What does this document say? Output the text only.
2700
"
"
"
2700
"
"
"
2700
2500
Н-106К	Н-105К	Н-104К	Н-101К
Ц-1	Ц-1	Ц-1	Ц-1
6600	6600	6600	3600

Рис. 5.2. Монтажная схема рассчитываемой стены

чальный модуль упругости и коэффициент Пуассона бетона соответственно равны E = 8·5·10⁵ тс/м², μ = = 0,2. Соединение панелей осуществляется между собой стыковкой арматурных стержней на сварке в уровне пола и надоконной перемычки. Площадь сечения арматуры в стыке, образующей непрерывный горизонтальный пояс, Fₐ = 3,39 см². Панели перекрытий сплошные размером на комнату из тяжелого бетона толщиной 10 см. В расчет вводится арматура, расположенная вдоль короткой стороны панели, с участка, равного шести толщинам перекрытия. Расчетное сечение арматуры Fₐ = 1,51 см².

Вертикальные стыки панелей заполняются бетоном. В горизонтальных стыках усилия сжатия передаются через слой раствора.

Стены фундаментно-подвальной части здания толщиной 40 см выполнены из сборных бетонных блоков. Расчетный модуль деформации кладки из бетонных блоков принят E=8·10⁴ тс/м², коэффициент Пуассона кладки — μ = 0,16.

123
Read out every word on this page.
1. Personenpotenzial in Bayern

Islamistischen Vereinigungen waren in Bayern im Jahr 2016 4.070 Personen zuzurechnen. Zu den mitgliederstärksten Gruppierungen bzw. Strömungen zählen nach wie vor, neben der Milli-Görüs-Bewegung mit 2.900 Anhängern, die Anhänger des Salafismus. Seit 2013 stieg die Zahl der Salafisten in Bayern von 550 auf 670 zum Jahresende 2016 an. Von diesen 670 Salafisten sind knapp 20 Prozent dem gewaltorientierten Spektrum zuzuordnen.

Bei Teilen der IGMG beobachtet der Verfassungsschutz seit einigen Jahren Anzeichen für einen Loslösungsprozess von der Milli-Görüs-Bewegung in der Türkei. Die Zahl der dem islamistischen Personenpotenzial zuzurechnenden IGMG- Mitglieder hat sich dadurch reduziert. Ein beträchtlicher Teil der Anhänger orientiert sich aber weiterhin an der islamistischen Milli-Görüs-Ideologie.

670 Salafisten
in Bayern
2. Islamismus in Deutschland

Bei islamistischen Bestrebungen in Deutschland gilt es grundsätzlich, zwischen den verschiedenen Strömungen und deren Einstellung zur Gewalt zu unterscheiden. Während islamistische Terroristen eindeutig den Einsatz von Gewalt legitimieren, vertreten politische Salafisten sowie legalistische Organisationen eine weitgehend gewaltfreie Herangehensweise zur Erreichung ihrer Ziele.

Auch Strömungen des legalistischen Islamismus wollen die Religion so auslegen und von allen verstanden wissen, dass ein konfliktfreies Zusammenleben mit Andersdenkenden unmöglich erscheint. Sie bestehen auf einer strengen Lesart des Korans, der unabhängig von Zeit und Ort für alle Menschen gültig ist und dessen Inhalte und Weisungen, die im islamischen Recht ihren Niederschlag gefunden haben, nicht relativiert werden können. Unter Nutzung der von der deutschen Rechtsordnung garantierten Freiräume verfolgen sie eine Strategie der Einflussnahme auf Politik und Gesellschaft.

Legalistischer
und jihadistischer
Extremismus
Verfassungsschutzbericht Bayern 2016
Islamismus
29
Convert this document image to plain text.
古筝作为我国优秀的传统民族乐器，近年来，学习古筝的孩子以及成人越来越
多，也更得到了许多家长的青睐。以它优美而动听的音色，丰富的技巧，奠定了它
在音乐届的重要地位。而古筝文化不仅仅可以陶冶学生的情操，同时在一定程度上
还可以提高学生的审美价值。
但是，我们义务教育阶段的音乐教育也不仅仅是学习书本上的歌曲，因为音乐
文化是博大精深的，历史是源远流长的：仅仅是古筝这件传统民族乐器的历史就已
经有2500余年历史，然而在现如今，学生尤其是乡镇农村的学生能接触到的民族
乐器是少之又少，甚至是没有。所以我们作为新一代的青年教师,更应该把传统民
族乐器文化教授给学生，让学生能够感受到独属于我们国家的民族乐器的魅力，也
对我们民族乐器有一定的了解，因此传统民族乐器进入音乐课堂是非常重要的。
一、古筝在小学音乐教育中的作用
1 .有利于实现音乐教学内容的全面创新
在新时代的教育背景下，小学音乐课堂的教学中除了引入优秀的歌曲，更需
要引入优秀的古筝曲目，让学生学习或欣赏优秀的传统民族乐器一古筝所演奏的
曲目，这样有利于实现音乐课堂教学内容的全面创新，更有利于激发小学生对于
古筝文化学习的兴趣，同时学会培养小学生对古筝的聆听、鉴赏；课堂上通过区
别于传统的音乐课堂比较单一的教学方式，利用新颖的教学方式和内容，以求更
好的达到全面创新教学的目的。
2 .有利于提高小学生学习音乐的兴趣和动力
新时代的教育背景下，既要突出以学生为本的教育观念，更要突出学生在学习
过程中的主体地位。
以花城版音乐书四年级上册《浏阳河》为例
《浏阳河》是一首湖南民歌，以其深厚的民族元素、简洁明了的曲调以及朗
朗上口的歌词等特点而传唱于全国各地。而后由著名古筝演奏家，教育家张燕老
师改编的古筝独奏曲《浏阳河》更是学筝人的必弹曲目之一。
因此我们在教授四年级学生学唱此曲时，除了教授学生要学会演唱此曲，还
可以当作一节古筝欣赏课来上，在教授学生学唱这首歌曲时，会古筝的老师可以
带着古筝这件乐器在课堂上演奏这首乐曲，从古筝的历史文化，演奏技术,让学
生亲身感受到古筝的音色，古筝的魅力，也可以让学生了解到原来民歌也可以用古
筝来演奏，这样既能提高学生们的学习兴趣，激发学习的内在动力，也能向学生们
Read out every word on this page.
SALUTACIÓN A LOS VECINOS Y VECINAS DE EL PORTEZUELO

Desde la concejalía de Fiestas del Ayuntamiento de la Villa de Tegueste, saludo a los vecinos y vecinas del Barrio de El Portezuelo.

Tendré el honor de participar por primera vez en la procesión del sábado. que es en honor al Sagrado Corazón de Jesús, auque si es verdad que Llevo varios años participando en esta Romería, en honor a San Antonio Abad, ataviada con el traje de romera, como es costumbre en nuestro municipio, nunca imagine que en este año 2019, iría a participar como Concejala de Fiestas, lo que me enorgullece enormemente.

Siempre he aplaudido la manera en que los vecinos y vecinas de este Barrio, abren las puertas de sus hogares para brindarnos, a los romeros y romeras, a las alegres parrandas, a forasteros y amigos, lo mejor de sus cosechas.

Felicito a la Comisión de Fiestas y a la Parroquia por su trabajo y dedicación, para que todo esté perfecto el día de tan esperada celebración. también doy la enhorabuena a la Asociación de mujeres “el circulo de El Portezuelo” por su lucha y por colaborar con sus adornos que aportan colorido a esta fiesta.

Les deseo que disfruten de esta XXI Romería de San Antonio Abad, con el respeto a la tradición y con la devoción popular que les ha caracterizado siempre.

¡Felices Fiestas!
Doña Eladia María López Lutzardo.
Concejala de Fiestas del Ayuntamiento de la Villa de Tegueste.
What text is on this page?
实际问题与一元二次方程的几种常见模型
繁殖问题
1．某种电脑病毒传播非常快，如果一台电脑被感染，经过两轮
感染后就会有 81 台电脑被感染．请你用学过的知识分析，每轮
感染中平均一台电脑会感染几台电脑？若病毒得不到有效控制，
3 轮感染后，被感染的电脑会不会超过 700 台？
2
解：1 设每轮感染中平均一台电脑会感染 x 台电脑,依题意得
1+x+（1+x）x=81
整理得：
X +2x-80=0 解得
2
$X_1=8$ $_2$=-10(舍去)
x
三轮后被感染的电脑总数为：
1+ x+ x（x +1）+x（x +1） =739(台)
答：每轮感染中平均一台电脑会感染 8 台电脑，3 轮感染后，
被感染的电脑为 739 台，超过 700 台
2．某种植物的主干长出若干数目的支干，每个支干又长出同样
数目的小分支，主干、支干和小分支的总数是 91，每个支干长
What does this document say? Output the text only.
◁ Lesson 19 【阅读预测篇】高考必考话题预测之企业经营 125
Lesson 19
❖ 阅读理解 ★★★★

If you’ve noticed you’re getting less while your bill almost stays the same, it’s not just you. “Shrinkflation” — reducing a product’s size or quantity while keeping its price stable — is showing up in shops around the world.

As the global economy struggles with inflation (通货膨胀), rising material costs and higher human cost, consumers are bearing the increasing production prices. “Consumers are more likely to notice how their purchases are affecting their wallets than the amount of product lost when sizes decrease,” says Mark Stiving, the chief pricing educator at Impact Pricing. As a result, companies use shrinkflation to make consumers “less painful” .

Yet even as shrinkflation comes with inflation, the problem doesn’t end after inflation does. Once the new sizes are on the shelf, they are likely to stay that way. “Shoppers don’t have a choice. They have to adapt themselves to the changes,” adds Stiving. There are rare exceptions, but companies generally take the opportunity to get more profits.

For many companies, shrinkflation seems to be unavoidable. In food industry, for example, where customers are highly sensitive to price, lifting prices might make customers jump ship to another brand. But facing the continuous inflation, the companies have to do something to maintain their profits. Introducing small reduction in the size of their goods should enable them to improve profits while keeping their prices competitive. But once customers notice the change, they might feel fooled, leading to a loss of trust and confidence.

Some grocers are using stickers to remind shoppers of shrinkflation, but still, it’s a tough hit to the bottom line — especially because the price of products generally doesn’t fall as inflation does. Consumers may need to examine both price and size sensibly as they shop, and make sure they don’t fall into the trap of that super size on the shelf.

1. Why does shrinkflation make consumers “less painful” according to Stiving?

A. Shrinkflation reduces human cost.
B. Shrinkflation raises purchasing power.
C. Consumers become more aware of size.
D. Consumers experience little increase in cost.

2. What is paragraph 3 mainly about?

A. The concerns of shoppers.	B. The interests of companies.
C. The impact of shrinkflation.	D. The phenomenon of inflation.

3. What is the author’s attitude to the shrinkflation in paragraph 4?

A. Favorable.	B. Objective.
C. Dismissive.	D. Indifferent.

Written problem: Within the listing above, copy each line that has the string "Barrio".

Answer:
Desde la concejalía de Fiestas del Ayuntamiento de la Villa de Tegueste, saludo a los vecinos y vecinas del Barrio de El Portezuelo.
Siempre he aplaudido la manera en que los vecinos y vecinas de este Barrio, abren las puertas de sus hogares para brindarnos, a los romeros y romeras, a las alegres parrandas, a forasteros y amigos, lo mejor de sus cosechas.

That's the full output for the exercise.